■ What is expected ■
Turn the records below, from their first line through the line containing "chart-title: spec-56410-HD165618N524154B01_sp15-024.f… <box>133", into a JSON list of strings with one string per line, leaving out any blank lines.

■ Material for this exercise ■
**********
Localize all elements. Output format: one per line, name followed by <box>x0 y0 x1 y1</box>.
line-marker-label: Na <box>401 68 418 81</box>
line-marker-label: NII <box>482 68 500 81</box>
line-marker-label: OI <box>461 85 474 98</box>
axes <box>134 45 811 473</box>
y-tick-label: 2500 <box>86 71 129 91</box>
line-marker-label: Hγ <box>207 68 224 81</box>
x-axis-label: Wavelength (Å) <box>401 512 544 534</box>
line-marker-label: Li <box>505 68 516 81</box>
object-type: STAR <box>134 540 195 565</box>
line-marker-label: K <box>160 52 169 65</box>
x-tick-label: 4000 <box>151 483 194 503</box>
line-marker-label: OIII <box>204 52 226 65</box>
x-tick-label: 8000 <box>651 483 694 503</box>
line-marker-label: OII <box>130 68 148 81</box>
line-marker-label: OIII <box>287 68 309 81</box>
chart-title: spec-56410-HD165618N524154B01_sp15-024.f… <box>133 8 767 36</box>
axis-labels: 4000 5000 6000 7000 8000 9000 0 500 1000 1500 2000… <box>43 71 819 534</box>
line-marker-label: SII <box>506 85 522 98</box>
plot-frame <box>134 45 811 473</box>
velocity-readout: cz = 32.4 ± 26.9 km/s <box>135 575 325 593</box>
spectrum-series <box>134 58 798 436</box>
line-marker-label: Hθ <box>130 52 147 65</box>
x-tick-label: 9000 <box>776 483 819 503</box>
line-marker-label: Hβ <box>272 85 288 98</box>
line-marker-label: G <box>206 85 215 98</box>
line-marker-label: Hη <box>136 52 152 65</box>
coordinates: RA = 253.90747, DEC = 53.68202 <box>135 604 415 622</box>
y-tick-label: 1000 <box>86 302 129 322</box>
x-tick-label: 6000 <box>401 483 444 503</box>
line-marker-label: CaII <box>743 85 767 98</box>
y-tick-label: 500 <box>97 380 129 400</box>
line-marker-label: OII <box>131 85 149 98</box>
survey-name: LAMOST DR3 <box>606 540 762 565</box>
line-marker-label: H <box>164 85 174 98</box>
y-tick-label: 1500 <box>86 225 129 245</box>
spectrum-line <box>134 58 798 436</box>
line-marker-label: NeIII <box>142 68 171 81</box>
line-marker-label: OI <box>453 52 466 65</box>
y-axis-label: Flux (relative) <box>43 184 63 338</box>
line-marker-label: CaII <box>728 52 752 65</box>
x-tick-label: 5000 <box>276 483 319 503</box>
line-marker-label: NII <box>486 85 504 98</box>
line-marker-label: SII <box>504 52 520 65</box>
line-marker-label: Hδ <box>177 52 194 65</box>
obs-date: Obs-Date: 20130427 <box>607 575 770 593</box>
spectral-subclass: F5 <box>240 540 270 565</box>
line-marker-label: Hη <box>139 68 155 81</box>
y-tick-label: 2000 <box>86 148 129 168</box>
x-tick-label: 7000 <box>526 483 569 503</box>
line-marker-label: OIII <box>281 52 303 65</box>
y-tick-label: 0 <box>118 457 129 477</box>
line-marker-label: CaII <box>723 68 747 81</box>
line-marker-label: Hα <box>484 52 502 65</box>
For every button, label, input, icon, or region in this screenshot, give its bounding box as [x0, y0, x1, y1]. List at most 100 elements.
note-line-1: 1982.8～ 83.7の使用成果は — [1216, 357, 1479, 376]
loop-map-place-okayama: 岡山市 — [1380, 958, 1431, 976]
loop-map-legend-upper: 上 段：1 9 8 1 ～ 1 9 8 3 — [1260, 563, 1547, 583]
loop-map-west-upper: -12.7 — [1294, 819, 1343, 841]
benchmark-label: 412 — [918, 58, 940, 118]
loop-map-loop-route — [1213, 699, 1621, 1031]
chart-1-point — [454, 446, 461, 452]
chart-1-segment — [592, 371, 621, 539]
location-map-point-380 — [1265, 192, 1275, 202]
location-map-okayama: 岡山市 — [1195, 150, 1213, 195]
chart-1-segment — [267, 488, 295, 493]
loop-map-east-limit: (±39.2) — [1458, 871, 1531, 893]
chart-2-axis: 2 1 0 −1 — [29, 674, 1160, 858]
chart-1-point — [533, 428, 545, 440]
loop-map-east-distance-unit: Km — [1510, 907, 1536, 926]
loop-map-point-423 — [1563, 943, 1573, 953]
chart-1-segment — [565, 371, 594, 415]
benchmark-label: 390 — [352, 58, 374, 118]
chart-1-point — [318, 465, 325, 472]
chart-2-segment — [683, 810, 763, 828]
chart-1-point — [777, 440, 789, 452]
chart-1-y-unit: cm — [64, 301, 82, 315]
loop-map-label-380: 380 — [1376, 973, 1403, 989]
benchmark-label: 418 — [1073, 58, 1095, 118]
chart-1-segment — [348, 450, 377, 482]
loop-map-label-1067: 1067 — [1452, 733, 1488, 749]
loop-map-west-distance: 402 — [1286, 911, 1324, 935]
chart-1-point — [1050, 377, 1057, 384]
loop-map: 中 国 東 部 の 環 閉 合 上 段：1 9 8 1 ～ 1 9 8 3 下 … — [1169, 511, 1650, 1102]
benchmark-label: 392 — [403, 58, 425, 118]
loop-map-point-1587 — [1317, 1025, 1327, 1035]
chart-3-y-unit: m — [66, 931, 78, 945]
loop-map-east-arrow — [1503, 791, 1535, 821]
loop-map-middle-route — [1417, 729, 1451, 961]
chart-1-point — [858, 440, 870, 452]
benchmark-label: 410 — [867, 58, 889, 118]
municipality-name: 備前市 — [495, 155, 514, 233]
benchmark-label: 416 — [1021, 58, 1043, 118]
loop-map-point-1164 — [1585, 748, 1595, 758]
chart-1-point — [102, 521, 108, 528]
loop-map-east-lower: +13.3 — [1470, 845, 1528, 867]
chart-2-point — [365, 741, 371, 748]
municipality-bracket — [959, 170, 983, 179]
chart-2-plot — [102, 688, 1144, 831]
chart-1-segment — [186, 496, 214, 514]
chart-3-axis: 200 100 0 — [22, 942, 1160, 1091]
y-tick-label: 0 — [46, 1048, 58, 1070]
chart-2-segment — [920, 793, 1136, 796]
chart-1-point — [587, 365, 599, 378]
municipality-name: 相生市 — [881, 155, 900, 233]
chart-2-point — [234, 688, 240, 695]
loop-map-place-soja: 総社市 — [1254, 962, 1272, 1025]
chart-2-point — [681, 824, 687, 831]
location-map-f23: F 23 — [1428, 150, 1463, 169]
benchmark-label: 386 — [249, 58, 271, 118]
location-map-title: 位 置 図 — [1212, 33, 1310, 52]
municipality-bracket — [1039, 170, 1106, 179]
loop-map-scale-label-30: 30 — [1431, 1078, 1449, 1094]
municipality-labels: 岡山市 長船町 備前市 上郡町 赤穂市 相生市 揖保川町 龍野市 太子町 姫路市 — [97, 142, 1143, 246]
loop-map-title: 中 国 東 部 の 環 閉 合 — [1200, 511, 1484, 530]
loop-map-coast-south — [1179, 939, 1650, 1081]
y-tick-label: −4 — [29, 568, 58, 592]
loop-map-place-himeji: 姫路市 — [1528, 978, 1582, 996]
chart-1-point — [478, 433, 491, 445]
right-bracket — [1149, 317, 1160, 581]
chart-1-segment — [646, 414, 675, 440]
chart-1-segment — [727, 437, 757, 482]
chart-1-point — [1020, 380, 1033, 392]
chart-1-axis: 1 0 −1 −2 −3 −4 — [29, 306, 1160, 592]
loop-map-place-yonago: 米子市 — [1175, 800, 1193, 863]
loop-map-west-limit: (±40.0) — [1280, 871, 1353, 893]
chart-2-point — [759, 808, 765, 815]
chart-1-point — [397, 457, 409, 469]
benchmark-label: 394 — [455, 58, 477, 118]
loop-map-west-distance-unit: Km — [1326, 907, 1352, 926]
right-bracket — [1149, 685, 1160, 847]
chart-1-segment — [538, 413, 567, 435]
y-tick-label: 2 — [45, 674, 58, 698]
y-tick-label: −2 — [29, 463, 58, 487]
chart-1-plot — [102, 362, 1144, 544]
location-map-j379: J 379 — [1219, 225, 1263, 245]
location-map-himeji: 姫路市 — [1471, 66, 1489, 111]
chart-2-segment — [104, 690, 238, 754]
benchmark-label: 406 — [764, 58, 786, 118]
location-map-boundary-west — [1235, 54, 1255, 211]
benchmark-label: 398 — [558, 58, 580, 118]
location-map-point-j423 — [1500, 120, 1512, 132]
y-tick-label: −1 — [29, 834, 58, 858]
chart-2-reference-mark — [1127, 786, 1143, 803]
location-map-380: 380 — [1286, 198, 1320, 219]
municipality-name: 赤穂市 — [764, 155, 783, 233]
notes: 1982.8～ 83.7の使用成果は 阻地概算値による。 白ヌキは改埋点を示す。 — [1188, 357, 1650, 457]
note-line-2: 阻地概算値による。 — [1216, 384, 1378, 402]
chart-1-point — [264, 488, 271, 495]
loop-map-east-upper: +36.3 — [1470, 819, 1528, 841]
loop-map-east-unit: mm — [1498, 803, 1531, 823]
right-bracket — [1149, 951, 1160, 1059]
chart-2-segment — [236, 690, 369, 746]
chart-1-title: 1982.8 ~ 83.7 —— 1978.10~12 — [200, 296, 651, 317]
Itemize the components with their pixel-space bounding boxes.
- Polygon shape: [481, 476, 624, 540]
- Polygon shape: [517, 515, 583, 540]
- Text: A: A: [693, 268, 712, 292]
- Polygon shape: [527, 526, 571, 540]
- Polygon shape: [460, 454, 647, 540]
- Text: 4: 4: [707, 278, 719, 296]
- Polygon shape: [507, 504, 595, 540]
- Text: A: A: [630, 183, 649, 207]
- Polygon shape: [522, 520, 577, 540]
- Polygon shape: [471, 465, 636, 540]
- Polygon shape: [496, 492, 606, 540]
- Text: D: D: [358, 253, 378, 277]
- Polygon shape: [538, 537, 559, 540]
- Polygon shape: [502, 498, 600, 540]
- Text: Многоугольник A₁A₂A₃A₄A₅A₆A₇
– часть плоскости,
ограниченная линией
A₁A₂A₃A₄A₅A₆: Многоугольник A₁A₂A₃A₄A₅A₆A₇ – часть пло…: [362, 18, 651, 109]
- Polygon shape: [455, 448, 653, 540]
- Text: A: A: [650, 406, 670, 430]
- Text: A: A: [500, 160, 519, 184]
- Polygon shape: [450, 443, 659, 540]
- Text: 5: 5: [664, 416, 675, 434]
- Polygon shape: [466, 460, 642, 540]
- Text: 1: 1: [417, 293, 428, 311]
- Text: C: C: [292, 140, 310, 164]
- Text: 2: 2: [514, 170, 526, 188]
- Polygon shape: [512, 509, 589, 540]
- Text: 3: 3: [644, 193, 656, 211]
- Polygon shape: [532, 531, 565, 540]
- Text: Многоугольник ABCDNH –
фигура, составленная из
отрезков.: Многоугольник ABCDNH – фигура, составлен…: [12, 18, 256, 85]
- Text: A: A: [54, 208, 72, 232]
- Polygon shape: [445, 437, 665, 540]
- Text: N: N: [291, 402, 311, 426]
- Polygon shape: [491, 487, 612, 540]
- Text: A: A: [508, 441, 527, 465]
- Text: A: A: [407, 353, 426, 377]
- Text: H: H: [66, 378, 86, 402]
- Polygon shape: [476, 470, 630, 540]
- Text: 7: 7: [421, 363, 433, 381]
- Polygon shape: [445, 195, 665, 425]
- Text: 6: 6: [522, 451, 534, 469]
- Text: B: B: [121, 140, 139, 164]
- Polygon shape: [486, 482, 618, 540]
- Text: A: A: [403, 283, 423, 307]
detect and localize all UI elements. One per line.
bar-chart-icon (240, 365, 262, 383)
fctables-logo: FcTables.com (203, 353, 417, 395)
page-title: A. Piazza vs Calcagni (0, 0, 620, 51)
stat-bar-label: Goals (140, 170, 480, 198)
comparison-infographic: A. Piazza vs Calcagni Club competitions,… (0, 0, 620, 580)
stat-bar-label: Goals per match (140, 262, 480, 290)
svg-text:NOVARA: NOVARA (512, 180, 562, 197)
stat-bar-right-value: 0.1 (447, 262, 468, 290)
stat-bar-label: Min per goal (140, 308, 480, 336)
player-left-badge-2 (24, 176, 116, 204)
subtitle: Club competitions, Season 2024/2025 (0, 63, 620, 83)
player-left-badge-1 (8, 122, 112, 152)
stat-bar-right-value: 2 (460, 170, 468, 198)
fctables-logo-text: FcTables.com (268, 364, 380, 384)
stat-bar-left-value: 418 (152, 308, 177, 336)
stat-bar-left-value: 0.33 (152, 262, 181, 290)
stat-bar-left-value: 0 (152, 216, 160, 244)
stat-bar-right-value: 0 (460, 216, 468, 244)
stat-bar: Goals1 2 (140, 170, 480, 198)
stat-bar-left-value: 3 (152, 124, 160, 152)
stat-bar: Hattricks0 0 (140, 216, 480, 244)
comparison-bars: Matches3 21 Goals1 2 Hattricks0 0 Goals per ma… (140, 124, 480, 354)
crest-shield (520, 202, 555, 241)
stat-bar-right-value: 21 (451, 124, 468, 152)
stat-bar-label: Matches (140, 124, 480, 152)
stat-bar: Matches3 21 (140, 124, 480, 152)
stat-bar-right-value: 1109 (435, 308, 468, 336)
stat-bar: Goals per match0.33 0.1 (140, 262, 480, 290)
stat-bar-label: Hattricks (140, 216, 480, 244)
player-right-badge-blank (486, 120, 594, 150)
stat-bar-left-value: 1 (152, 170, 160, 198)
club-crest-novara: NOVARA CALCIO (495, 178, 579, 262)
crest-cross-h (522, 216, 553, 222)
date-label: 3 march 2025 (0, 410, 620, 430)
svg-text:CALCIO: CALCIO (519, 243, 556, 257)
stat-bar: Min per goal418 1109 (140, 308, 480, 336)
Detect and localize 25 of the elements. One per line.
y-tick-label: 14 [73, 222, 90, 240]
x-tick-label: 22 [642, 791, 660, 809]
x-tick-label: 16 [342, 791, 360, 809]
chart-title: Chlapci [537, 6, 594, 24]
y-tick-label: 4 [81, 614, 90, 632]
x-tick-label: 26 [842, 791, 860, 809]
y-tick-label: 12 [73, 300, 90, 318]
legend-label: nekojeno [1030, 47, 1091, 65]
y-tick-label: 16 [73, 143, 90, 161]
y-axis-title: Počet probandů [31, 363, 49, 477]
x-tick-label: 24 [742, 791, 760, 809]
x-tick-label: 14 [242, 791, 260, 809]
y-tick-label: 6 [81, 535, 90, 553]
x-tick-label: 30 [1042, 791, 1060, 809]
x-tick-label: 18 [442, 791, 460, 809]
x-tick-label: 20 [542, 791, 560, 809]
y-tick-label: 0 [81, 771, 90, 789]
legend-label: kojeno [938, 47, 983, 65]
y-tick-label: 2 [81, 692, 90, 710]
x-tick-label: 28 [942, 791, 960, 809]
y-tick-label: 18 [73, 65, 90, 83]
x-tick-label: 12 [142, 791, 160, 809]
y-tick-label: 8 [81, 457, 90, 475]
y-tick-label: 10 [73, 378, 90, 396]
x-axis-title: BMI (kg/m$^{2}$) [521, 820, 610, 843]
**********
■ Solution ■
[
  "Localize all elements. Output format: one per line, name followed by <box>x0 y0 x1 y1</box>.",
  "line-marker-label: Na <box>401 68 418 81</box>",
  "line-marker-label: NII <box>482 68 500 81</box>",
  "line-marker-label: OI <box>461 85 474 98</box>",
  "axes <box>134 45 811 473</box>",
  "y-tick-label: 2500 <box>86 71 129 91</box>",
  "line-marker-label: Hγ <box>207 68 224 81</box>",
  "x-axis-label: Wavelength (Å) <box>401 512 544 534</box>",
  "line-marker-label: Li <box>505 68 516 81</box>",
  "object-type: STAR <box>134 540 195 565</box>",
  "line-marker-label: K <box>160 52 169 65</box>",
  "x-tick-label: 4000 <box>151 483 194 503</box>",
  "line-marker-label: OIII <box>204 52 226 65</box>",
  "x-tick-label: 8000 <box>651 483 694 503</box>",
  "line-marker-label: OII <box>130 68 148 81</box>",
  "line-marker-label: OIII <box>287 68 309 81</box>",
  "chart-title: spec-56410-HD165618N524154B01_sp15-024.f… <box>133 8 767 36</box>"
]